## DIRECTIONS
Write the entries below out again exactly; any picture in them stays out.

------------------------------------------------------------

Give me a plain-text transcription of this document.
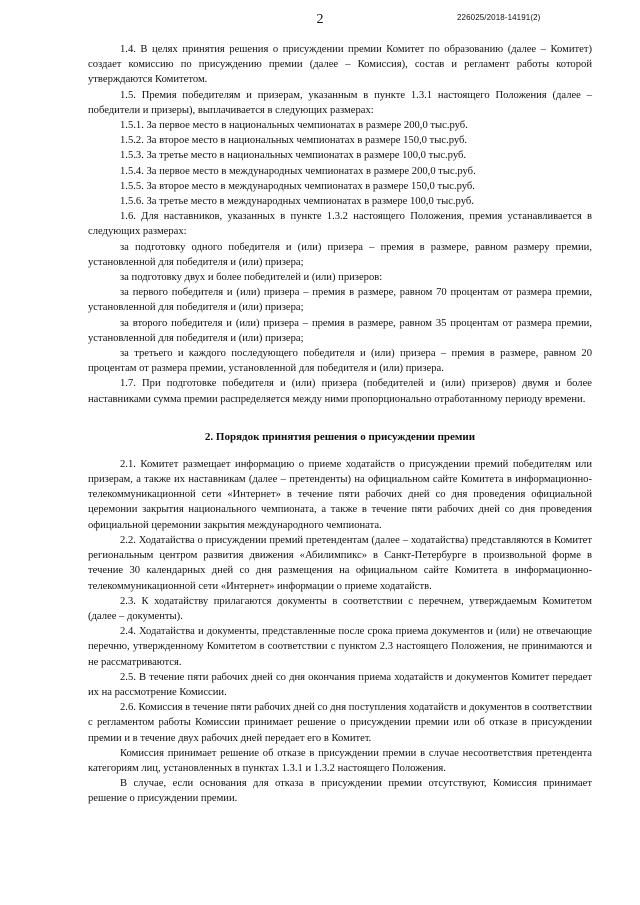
2	226025/2018-14191(2)

1.4. В целях принятия решения о присуждении премии Комитет по образованию (далее – Комитет) создает комиссию по присуждению премии (далее – Комиссия), состав и регламент работы которой утверждаются Комитетом.

1.5. Премия победителям и призерам, указанным в пункте 1.3.1 настоящего Положения (далее – победители и призеры), выплачивается в следующих размерах:

1.5.1. За первое место в национальных чемпионатах в размере 200,0 тыс.руб.

1.5.2. За второе место в национальных чемпионатах в размере 150,0 тыс.руб.

1.5.3. За третье место в национальных чемпионатах в размере 100,0 тыс.руб.

1.5.4. За первое место в международных чемпионатах в размере 200,0 тыс.руб.

1.5.5. За второе место в международных чемпионатах в размере 150,0 тыс.руб.

1.5.6. За третье место в международных чемпионатах в размере 100,0 тыс.руб.

1.6. Для наставников, указанных в пункте 1.3.2 настоящего Положения, премия устанавливается в следующих размерах:

за подготовку одного победителя и (или) призера – премия в размере, равном размеру премии, установленной для победителя и (или) призера;

за подготовку двух и более победителей и (или) призеров:

за первого победителя и (или) призера – премия в размере, равном 70 процентам от размера премии, установленной для победителя и (или) призера;

за второго победителя и (или) призера – премия в размере, равном 35 процентам от размера премии, установленной для победителя и (или) призера;

за третьего и каждого последующего победителя и (или) призера – премия в размере, равном 20 процентам от размера премии, установленной для победителя и (или) призера.

1.7. При подготовке победителя и (или) призера (победителей и (или) призеров) двумя и более наставниками сумма премии распределяется между ними пропорционально отработанному периоду времени.

2. Порядок принятия решения о присуждении премии

2.1. Комитет размещает информацию о приеме ходатайств о присуждении премий победителям или призерам, а также их наставникам (далее – претенденты) на официальном сайте Комитета в информационно-телекоммуникационной сети «Интернет» в течение пяти рабочих дней со дня проведения официальной церемонии закрытия национального чемпионата, а также в течение пяти рабочих дней со дня проведения официальной церемонии закрытия международного чемпионата.

2.2. Ходатайства о присуждении премий претендентам (далее – ходатайства) представляются в Комитет региональным центром развития движения «Абилимпикс» в Санкт-Петербурге в произвольной форме в течение 30 календарных дней со дня размещения на официальном сайте Комитета в информационно-телекоммуникационной сети «Интернет» информации о приеме ходатайств.

2.3. К ходатайству прилагаются документы в соответствии с перечнем, утверждаемым Комитетом (далее – документы).

2.4. Ходатайства и документы, представленные после срока приема документов и (или) не отвечающие перечню, утвержденному Комитетом в соответствии с пунктом 2.3 настоящего Положения, не принимаются и не рассматриваются.

2.5. В течение пяти рабочих дней со дня окончания приема ходатайств и документов Комитет передает их на рассмотрение Комиссии.

2.6. Комиссия в течение пяти рабочих дней со дня поступления ходатайств и документов в соответствии с регламентом работы Комиссии принимает решение о присуждении премии или об отказе в присуждении премии и в течение двух рабочих дней передает его в Комитет.

Комиссия принимает решение об отказе в присуждении премии в случае несоответствия претендента категориям лиц, установленных в пунктах 1.3.1 и 1.3.2 настоящего Положения.

В случае, если основания для отказа в присуждении премии отсутствуют, Комиссия принимает решение о присуждении премии.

------------------------------------------------------------

## COMPLETE OUTPUT
Give me a plain-text transcription of this document.
2	226025/2018-14191(2)

1.4. В целях принятия решения о присуждении премии Комитет по образованию (далее – Комитет) создает комиссию по присуждению премии (далее – Комиссия), состав и регламент работы которой утверждаются Комитетом.

1.5. Премия победителям и призерам, указанным в пункте 1.3.1 настоящего Положения (далее – победители и призеры), выплачивается в следующих размерах:

1.5.1. За первое место в национальных чемпионатах в размере 200,0 тыс.руб.

1.5.2. За второе место в национальных чемпионатах в размере 150,0 тыс.руб.

1.5.3. За третье место в национальных чемпионатах в размере 100,0 тыс.руб.

1.5.4. За первое место в международных чемпионатах в размере 200,0 тыс.руб.

1.5.5. За второе место в международных чемпионатах в размере 150,0 тыс.руб.

1.5.6. За третье место в международных чемпионатах в размере 100,0 тыс.руб.

1.6. Для наставников, указанных в пункте 1.3.2 настоящего Положения, премия устанавливается в следующих размерах:

за подготовку одного победителя и (или) призера – премия в размере, равном размеру премии, установленной для победителя и (или) призера;

за подготовку двух и более победителей и (или) призеров:

за первого победителя и (или) призера – премия в размере, равном 70 процентам от размера премии, установленной для победителя и (или) призера;

за второго победителя и (или) призера – премия в размере, равном 35 процентам от размера премии, установленной для победителя и (или) призера;

за третьего и каждого последующего победителя и (или) призера – премия в размере, равном 20 процентам от размера премии, установленной для победителя и (или) призера.

1.7. При подготовке победителя и (или) призера (победителей и (или) призеров) двумя и более наставниками сумма премии распределяется между ними пропорционально отработанному периоду времени.

2. Порядок принятия решения о присуждении премии

2.1. Комитет размещает информацию о приеме ходатайств о присуждении премий победителям или призерам, а также их наставникам (далее – претенденты) на официальном сайте Комитета в информационно-телекоммуникационной сети «Интернет» в течение пяти рабочих дней со дня проведения официальной церемонии закрытия национального чемпионата, а также в течение пяти рабочих дней со дня проведения официальной церемонии закрытия международного чемпионата.

2.2. Ходатайства о присуждении премий претендентам (далее – ходатайства) представляются в Комитет региональным центром развития движения «Абилимпикс» в Санкт-Петербурге в произвольной форме в течение 30 календарных дней со дня размещения на официальном сайте Комитета в информационно-телекоммуникационной сети «Интернет» информации о приеме ходатайств.

2.3. К ходатайству прилагаются документы в соответствии с перечнем, утверждаемым Комитетом (далее – документы).

2.4. Ходатайства и документы, представленные после срока приема документов и (или) не отвечающие перечню, утвержденному Комитетом в соответствии с пунктом 2.3 настоящего Положения, не принимаются и не рассматриваются.

2.5. В течение пяти рабочих дней со дня окончания приема ходатайств и документов Комитет передает их на рассмотрение Комиссии.

2.6. Комиссия в течение пяти рабочих дней со дня поступления ходатайств и документов в соответствии с регламентом работы Комиссии принимает решение о присуждении премии или об отказе в присуждении премии и в течение двух рабочих дней передает его в Комитет.

Комиссия принимает решение об отказе в присуждении премии в случае несоответствия претендента категориям лиц, установленных в пунктах 1.3.1 и 1.3.2 настоящего Положения.

В случае, если основания для отказа в присуждении премии отсутствуют, Комиссия принимает решение о присуждении премии.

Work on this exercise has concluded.